▸ **Obiettivo 1**
Trascrivi senza modifiche le righe dei dati forniti dall'inizio fino alla riga che contiene "tab-count: 2 bbox=[246, 281, 253, 294]", entrambe comprese.

▸ **Segmento del documento**

--------------------

Belpietro: “Il problema di Letta è che se si vota, lui perde”

Il segretario de Dem è seriamente preoccupato dai sondaggi ed è per questo che cerca in tutti i modi di ricomporre la situazione

Non ci va leggero il direttore della Verità Maurizio Belpietro sull’attuale situazione politica e su quella che sembra essere la strategia del segretario del Partito Democratico Enrico Letta. “Volete sapere perché il segretario del Pd Enrico Letta si sta dando tanto da fare per convincere un congruo numero di grillini alla retromarcia, così da poter chiedere a Mario Draghi di ripensarci e restare a Palazzo Chigi? La spiegazione sta nelle simulazioni elettorali che da tempo girano nelle segreterie dei partiti, in particolare a Largo del Nazareno. Si tratta di una serie di ipotesi costruite sui più recenti sondaggi, elaborate in base al numero di parlamentari dettato dalla riforma costituzionale del 2020. Da quando, su spinta del Movimento 5 stelle, si è dato un taglio agli onorevoli, passando dagli attuali 945 ai futuri 600, le maggioranze necessarie per comporre un governo sono cambiate“.

Belpietro
Belpietro in un articolo su ‘La Verità’ attacca il presidente Mattarella © Ansa

Non servono più 316 deputati e 158 senatori (esclusi quelli a vita), ma ne bastano 201 alla Camera e 101 a Palazzo Madama. Ed è da questi numeri e come li si possa raggiungere con l’attuale legge elettorale, il famoso Rosatellum, che si deve partire. Quando, anni fa, Matteo Renzi varò l’ennesimo meccanismo per eleggere i parlamentari, ne scelse uno che avrebbe dovuto consentirgli di governare anche senza maggioranza. O meglio: che gli permettesse di tornare a Palazzo Chigi anche se il Pd e i suoi alleati non avessero avuto i numeri.

--------------------

▸ **Dati forniti**
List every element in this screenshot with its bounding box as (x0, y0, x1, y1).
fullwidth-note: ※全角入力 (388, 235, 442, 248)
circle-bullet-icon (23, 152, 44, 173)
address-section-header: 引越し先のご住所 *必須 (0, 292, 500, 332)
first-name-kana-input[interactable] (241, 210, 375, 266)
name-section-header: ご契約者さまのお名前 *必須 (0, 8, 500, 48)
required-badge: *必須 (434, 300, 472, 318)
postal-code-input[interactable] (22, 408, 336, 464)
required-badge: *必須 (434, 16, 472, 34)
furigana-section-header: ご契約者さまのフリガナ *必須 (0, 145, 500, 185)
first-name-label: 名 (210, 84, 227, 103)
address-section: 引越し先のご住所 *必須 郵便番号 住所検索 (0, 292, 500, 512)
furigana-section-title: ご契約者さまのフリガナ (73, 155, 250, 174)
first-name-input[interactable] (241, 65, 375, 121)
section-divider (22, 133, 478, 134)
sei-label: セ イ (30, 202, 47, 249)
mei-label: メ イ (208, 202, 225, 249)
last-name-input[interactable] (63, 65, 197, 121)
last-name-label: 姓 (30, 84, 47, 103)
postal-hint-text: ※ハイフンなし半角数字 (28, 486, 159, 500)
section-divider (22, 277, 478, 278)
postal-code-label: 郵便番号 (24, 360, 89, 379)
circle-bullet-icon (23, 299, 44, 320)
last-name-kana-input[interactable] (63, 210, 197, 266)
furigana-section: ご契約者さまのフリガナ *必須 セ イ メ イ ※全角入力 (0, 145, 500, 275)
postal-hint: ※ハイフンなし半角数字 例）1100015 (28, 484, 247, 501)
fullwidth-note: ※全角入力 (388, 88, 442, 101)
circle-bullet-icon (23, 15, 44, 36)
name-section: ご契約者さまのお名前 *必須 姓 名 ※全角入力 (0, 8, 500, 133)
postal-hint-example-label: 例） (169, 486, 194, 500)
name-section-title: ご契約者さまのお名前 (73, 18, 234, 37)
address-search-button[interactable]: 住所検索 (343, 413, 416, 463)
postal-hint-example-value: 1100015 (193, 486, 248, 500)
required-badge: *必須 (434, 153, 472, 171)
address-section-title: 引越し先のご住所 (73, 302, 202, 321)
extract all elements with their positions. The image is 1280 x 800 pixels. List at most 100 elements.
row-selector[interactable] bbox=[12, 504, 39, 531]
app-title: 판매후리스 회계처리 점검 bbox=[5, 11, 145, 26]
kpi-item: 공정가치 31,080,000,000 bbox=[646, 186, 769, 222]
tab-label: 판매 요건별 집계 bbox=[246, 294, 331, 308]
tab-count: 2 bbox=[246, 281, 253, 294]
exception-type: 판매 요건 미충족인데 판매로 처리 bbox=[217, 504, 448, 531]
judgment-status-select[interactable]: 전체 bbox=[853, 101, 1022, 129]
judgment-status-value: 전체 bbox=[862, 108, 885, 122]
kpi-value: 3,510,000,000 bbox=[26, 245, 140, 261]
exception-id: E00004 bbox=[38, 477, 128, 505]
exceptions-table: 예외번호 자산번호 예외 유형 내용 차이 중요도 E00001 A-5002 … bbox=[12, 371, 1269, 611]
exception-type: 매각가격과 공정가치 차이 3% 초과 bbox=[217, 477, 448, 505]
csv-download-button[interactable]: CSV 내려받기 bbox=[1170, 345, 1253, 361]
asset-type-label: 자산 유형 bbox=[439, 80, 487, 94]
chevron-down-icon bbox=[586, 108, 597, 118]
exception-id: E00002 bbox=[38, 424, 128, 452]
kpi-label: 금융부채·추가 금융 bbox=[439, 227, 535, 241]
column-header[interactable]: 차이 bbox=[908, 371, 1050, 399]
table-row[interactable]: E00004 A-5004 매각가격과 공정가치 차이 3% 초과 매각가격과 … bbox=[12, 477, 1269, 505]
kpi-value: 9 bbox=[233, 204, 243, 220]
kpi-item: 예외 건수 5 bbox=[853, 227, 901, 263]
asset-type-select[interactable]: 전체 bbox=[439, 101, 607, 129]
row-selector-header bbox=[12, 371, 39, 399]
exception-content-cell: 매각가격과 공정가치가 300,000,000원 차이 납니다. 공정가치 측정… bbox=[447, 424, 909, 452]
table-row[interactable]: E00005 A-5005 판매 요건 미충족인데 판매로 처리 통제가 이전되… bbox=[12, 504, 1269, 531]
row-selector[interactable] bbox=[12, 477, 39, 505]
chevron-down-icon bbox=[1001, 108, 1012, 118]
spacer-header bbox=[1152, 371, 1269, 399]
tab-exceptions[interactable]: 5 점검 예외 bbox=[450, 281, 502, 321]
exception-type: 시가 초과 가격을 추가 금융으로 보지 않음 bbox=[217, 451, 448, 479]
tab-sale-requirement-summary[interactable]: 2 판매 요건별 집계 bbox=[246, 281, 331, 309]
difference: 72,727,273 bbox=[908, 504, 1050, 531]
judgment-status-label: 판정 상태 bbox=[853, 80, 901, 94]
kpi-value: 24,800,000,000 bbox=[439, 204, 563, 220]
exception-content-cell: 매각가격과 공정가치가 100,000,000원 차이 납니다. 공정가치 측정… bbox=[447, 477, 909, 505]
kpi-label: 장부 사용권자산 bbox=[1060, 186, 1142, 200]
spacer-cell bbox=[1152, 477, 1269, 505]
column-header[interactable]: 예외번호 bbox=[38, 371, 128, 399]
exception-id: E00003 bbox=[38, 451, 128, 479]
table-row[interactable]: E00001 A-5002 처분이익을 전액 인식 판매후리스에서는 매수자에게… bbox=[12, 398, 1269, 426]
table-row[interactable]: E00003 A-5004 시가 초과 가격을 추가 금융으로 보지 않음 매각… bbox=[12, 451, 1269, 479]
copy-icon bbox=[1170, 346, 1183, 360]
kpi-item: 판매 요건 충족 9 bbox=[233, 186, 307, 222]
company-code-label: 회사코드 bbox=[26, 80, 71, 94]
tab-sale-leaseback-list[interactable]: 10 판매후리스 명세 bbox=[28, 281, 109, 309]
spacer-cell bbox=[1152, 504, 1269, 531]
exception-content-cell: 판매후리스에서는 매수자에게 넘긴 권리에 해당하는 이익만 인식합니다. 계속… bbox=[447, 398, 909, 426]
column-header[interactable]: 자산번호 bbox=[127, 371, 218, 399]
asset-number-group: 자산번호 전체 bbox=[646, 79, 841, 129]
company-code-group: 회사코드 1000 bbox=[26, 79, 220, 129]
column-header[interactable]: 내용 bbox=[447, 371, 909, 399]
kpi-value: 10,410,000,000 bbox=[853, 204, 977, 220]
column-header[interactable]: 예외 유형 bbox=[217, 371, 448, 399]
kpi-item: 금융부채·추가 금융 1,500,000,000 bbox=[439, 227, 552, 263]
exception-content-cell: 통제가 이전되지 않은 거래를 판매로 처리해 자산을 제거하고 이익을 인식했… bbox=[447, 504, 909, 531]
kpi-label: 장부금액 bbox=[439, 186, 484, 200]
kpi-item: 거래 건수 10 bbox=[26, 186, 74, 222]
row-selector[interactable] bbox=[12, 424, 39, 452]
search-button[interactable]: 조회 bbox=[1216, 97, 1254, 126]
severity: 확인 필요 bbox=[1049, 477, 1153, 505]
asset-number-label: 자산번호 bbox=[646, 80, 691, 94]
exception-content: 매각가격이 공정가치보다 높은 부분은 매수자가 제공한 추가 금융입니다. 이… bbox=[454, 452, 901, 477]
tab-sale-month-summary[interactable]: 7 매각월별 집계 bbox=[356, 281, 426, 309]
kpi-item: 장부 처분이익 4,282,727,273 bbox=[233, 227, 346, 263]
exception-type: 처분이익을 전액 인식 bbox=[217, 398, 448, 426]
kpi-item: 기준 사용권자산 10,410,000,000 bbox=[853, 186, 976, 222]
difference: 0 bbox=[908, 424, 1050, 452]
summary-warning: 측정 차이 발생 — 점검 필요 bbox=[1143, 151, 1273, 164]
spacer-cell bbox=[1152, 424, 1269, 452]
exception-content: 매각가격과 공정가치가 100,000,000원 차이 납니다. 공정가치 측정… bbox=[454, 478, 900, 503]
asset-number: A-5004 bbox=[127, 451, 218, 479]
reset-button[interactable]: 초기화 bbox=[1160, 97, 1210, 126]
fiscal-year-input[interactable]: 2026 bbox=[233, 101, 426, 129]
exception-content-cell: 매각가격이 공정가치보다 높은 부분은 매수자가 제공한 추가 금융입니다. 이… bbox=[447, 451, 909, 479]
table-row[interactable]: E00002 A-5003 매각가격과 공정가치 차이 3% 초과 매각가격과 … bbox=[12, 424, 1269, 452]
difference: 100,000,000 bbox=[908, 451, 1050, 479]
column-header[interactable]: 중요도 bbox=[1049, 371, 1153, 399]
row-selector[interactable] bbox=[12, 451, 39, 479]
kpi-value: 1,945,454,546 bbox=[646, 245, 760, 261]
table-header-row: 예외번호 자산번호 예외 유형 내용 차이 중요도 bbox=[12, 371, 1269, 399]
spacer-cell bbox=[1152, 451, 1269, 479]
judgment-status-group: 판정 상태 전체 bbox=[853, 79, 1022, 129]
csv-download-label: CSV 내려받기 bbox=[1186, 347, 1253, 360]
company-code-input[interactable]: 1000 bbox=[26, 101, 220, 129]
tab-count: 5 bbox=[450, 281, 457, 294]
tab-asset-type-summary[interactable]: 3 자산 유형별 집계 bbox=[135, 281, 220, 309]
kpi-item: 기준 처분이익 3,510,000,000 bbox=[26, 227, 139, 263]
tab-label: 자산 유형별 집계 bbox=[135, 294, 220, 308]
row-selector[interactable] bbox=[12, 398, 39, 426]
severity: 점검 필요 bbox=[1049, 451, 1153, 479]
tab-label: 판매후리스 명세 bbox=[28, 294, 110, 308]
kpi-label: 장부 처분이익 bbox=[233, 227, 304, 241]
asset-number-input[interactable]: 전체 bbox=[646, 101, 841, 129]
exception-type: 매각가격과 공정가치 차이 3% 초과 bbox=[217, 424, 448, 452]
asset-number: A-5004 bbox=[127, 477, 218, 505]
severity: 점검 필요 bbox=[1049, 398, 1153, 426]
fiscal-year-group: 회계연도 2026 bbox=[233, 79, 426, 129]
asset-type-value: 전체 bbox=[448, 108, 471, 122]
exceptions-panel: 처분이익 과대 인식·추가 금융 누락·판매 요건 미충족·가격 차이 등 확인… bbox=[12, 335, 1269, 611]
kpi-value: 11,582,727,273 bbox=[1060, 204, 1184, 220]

--------------------

▸ **Obiettivo 2**
Secondo il segmento del documento, quanti deputati bastano alla Camera con il nuovo numero di parlamentari?

▸ **Soluzione esercizio 1**
List every element in this screenshot with its bounding box as (x0, y0, x1, y1).
fullwidth-note: ※全角入力 (388, 235, 442, 248)
circle-bullet-icon (23, 152, 44, 173)
address-section-header: 引越し先のご住所 *必須 (0, 292, 500, 332)
first-name-kana-input[interactable] (241, 210, 375, 266)
name-section-header: ご契約者さまのお名前 *必須 (0, 8, 500, 48)
required-badge: *必須 (434, 300, 472, 318)
postal-code-input[interactable] (22, 408, 336, 464)
required-badge: *必須 (434, 16, 472, 34)
furigana-section-header: ご契約者さまのフリガナ *必須 (0, 145, 500, 185)
first-name-label: 名 (210, 84, 227, 103)
address-section: 引越し先のご住所 *必須 郵便番号 住所検索 (0, 292, 500, 512)
furigana-section-title: ご契約者さまのフリガナ (73, 155, 250, 174)
first-name-input[interactable] (241, 65, 375, 121)
section-divider (22, 133, 478, 134)
sei-label: セ イ (30, 202, 47, 249)
mei-label: メ イ (208, 202, 225, 249)
last-name-input[interactable] (63, 65, 197, 121)
last-name-label: 姓 (30, 84, 47, 103)
postal-hint-text: ※ハイフンなし半角数字 (28, 486, 159, 500)
section-divider (22, 277, 478, 278)
postal-code-label: 郵便番号 (24, 360, 89, 379)
circle-bullet-icon (23, 299, 44, 320)
last-name-kana-input[interactable] (63, 210, 197, 266)
furigana-section: ご契約者さまのフリガナ *必須 セ イ メ イ ※全角入力 (0, 145, 500, 275)
postal-hint: ※ハイフンなし半角数字 例）1100015 (28, 484, 247, 501)
fullwidth-note: ※全角入力 (388, 88, 442, 101)
circle-bullet-icon (23, 15, 44, 36)
name-section: ご契約者さまのお名前 *必須 姓 名 ※全角入力 (0, 8, 500, 133)
postal-hint-example-label: 例） (169, 486, 194, 500)
name-section-title: ご契約者さまのお名前 (73, 18, 234, 37)
address-search-button[interactable]: 住所検索 (343, 413, 416, 463)
postal-hint-example-value: 1100015 (193, 486, 248, 500)
required-badge: *必須 (434, 153, 472, 171)
address-section-title: 引越し先のご住所 (73, 302, 202, 321)
extract all elements with their positions. The image is 1280 x 800 pixels. List at most 100 elements.
row-selector[interactable] bbox=[12, 504, 39, 531]
app-title: 판매후리스 회계처리 점검 bbox=[5, 11, 145, 26]
kpi-item: 공정가치 31,080,000,000 bbox=[646, 186, 769, 222]
tab-label: 판매 요건별 집계 bbox=[246, 294, 331, 308]
tab-count: 2 bbox=[246, 281, 253, 294]

▸ **Soluzione esercizio 2**
Ne bastano 201.